Extracted data:

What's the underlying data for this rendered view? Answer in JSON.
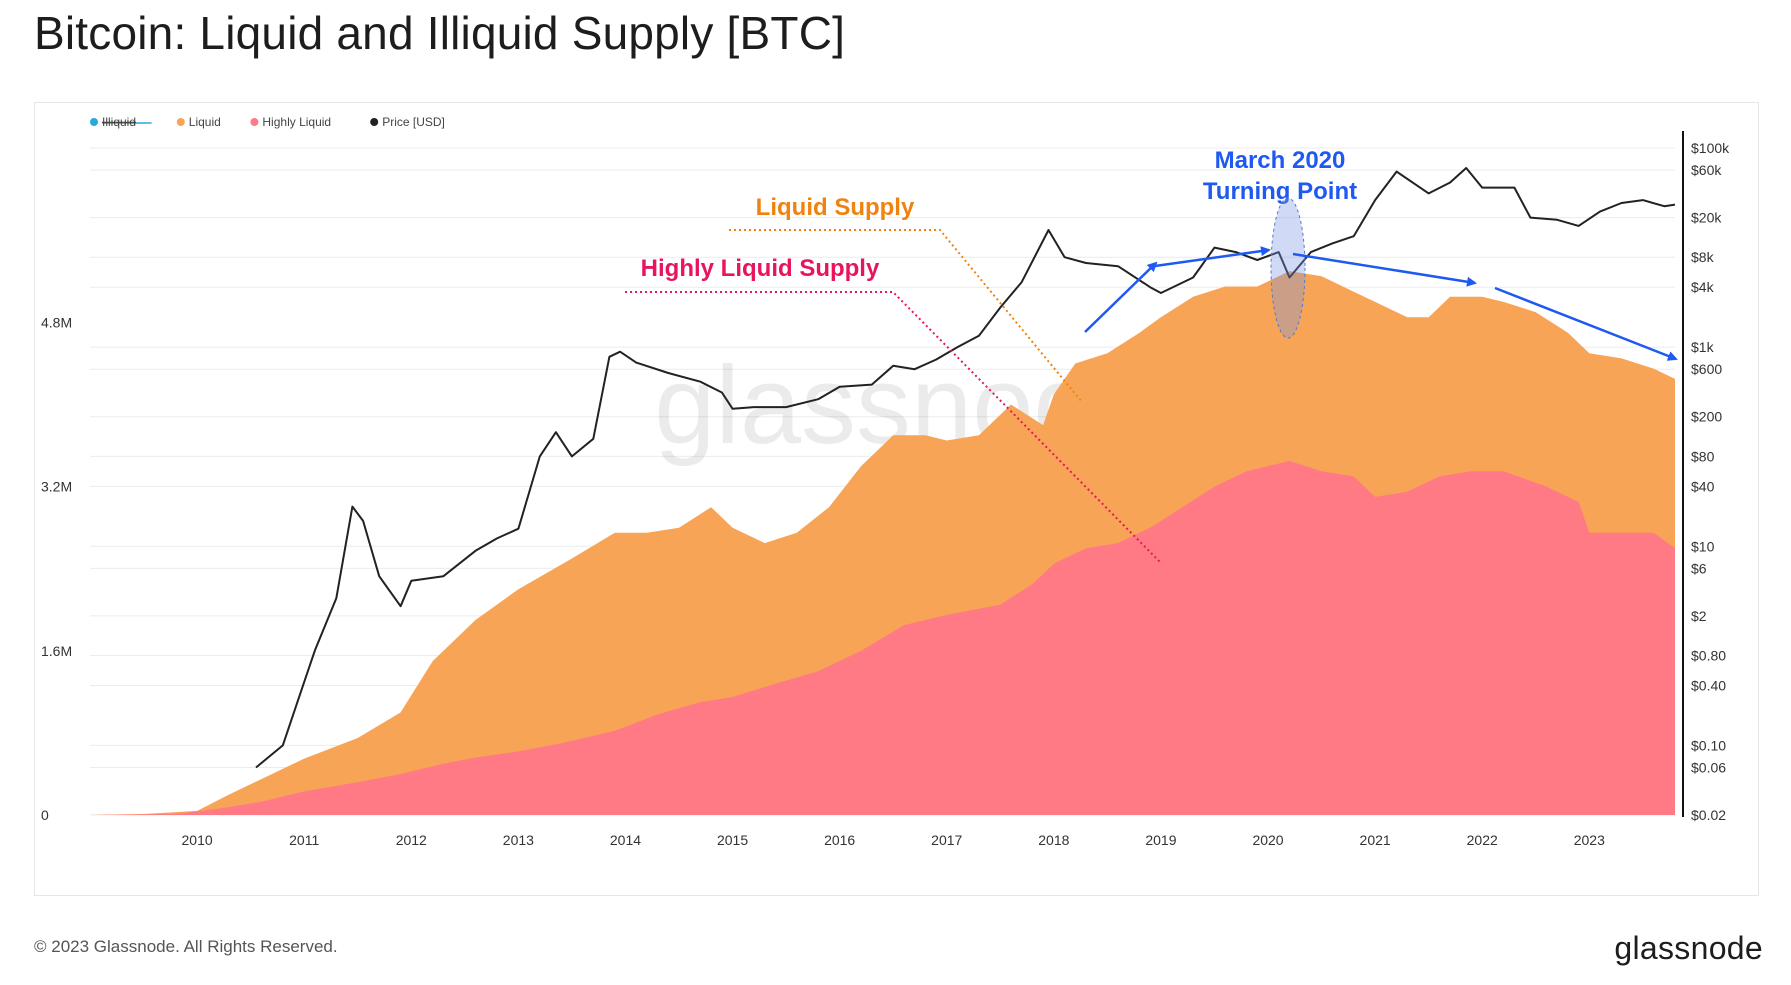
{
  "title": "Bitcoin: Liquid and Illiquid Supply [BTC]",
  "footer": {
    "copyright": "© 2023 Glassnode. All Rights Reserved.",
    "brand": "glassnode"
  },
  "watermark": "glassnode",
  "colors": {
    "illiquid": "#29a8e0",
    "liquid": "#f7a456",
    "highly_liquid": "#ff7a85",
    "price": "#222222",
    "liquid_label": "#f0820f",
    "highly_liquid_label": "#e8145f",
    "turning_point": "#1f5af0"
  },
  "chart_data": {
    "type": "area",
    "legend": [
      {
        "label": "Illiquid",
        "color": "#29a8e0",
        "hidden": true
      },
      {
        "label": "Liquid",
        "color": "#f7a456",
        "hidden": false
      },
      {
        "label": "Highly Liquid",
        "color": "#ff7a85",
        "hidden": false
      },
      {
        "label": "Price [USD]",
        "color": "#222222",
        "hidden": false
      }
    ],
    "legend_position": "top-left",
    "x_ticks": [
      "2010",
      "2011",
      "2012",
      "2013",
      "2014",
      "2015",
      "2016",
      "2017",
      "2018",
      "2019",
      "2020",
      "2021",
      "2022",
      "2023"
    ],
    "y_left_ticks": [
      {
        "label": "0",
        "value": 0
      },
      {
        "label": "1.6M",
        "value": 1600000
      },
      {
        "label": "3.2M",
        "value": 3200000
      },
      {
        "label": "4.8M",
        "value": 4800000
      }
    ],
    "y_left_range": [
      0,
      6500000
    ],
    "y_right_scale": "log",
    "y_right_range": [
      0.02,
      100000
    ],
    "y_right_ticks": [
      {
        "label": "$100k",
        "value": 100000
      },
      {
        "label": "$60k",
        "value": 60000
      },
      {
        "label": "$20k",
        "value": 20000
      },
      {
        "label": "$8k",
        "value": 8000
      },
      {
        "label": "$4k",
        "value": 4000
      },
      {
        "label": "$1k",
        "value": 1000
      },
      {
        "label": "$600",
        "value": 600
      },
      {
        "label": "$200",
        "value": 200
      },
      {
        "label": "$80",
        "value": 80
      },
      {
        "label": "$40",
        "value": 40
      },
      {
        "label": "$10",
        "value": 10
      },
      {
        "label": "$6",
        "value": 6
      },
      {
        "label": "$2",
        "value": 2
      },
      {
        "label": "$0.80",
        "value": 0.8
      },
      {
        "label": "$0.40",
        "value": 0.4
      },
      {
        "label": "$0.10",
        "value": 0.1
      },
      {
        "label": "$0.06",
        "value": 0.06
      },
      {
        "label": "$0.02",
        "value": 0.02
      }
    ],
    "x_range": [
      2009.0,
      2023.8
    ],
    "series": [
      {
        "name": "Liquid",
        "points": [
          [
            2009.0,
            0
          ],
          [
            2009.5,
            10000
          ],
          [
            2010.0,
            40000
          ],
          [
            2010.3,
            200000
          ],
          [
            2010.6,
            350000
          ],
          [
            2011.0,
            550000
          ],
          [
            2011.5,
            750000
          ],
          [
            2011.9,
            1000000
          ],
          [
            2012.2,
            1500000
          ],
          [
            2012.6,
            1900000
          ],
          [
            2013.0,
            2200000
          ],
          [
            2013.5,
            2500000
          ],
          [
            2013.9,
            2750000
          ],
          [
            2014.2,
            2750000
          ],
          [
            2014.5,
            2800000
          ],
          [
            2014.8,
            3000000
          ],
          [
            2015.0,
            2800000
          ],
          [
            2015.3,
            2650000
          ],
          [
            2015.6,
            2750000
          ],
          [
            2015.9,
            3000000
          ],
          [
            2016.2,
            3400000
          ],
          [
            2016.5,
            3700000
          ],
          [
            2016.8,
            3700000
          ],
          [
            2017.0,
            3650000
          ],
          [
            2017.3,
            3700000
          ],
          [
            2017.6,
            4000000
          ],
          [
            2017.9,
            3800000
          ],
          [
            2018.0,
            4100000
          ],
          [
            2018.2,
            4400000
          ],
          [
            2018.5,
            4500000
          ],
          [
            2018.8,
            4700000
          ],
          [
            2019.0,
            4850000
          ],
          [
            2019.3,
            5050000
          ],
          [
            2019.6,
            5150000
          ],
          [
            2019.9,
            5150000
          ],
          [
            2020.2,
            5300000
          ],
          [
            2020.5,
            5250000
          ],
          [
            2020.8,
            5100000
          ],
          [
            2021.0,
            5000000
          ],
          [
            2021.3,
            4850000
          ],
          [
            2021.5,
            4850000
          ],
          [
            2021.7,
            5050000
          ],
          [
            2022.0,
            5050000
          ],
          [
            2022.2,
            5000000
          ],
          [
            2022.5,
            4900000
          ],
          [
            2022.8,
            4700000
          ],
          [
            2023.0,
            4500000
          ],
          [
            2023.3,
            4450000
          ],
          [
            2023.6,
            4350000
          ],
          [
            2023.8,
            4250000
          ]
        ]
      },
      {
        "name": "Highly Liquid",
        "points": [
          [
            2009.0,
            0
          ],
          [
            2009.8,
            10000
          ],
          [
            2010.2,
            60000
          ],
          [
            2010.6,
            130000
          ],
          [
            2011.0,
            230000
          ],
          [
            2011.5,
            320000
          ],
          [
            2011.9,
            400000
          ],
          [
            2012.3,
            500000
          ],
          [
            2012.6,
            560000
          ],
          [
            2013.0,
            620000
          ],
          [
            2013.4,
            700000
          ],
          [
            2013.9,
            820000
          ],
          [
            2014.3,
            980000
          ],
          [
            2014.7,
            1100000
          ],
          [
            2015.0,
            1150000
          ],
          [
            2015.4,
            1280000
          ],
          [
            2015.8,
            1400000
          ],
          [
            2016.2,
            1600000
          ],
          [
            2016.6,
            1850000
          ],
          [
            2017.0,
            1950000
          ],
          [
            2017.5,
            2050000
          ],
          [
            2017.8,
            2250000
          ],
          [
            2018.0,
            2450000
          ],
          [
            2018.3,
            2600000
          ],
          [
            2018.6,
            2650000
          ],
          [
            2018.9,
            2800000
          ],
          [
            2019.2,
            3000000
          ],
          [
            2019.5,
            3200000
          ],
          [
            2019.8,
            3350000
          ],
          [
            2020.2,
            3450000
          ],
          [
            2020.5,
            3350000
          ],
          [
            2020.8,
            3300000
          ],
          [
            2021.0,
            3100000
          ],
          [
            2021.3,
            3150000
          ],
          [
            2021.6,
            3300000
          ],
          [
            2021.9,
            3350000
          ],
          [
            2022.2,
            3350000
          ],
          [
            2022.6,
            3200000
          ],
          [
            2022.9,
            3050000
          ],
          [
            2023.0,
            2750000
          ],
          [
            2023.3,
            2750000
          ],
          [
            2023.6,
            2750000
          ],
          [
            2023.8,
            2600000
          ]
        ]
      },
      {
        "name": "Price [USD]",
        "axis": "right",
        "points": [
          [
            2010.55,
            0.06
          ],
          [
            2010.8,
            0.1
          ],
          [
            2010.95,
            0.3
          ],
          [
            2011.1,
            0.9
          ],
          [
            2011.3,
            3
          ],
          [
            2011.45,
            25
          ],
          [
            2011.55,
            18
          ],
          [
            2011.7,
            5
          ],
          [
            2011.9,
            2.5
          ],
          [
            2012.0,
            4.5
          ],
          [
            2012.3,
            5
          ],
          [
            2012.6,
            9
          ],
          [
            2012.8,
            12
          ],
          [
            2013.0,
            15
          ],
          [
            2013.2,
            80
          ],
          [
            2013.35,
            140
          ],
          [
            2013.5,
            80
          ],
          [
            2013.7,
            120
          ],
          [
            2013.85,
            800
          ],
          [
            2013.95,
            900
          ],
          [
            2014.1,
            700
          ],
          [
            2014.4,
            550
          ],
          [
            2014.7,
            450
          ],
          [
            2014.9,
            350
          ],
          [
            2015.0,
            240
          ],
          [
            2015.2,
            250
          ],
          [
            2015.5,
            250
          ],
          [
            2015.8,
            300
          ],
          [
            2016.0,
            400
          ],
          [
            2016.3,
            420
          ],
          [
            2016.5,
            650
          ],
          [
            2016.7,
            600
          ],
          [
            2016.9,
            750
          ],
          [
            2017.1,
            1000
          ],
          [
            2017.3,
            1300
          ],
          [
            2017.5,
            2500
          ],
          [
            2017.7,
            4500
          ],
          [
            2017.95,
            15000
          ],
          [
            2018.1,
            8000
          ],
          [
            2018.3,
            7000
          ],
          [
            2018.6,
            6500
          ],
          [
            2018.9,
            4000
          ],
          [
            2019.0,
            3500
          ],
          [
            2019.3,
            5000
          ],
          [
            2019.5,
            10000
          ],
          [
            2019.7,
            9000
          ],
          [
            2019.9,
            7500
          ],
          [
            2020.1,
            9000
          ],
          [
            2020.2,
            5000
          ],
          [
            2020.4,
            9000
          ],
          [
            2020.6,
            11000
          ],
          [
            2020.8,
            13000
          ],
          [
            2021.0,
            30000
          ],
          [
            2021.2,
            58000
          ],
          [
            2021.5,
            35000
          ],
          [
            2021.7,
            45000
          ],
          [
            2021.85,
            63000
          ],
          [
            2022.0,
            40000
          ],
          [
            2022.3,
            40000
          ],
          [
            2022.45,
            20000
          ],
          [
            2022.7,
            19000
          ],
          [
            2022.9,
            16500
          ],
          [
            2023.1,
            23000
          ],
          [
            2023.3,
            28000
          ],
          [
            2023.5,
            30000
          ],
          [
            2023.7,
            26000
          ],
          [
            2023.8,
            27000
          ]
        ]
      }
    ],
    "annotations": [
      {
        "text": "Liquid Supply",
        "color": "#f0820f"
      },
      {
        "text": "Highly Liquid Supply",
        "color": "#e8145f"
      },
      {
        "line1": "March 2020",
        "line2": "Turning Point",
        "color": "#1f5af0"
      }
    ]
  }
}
==
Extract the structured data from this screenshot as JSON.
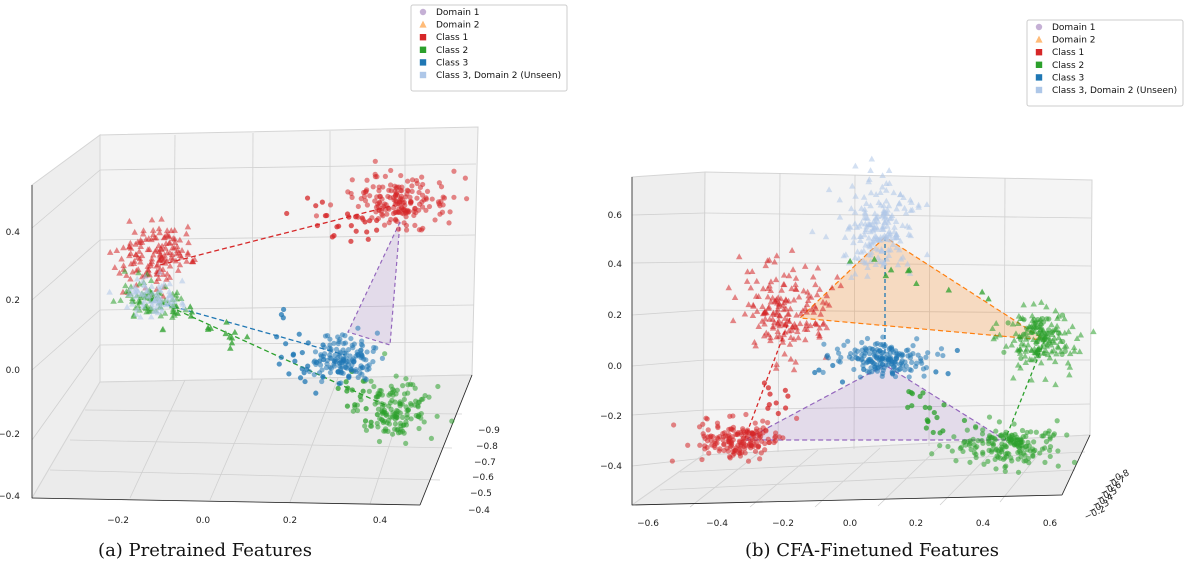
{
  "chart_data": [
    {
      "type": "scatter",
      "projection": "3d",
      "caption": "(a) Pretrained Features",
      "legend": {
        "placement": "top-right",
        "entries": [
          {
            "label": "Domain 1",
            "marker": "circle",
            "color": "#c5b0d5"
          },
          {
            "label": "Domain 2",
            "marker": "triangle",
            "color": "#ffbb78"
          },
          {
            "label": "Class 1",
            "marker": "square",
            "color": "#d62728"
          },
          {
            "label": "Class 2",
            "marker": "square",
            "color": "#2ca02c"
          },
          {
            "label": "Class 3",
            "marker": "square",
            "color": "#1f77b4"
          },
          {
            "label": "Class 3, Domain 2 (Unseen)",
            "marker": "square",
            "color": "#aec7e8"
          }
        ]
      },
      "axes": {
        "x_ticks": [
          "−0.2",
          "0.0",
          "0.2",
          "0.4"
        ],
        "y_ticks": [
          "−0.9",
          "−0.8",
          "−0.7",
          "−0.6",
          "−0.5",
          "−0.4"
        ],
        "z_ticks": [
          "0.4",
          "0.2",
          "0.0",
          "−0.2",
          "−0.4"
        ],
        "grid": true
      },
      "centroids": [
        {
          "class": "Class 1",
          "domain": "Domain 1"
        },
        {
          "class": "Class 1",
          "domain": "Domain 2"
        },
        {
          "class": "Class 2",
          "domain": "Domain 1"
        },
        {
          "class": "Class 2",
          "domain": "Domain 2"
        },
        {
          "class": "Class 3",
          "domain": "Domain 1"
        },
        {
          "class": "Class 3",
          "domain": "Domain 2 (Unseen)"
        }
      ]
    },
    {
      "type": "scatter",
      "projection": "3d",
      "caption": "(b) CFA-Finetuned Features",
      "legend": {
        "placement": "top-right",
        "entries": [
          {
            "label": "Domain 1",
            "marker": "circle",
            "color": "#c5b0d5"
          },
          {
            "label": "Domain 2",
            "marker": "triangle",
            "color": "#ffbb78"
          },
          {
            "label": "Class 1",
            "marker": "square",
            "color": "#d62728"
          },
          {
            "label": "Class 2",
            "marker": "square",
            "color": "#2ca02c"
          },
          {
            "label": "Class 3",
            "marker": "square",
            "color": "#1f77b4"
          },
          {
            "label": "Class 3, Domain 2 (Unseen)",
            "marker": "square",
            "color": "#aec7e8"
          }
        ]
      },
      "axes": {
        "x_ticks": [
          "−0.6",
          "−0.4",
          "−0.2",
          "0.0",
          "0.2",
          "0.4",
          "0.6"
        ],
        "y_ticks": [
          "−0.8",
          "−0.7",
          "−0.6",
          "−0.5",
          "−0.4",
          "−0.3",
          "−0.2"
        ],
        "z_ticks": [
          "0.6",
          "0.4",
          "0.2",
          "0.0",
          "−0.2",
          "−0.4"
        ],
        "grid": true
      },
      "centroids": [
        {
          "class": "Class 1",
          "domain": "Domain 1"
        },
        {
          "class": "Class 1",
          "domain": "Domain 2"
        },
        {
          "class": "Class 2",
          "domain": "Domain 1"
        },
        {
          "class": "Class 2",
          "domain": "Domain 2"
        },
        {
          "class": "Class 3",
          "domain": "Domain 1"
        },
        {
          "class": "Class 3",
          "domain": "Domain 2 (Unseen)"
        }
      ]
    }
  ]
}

Challenge: Tally the lines of the material above that contain the word "Features" and report the total alone.

Task result: 2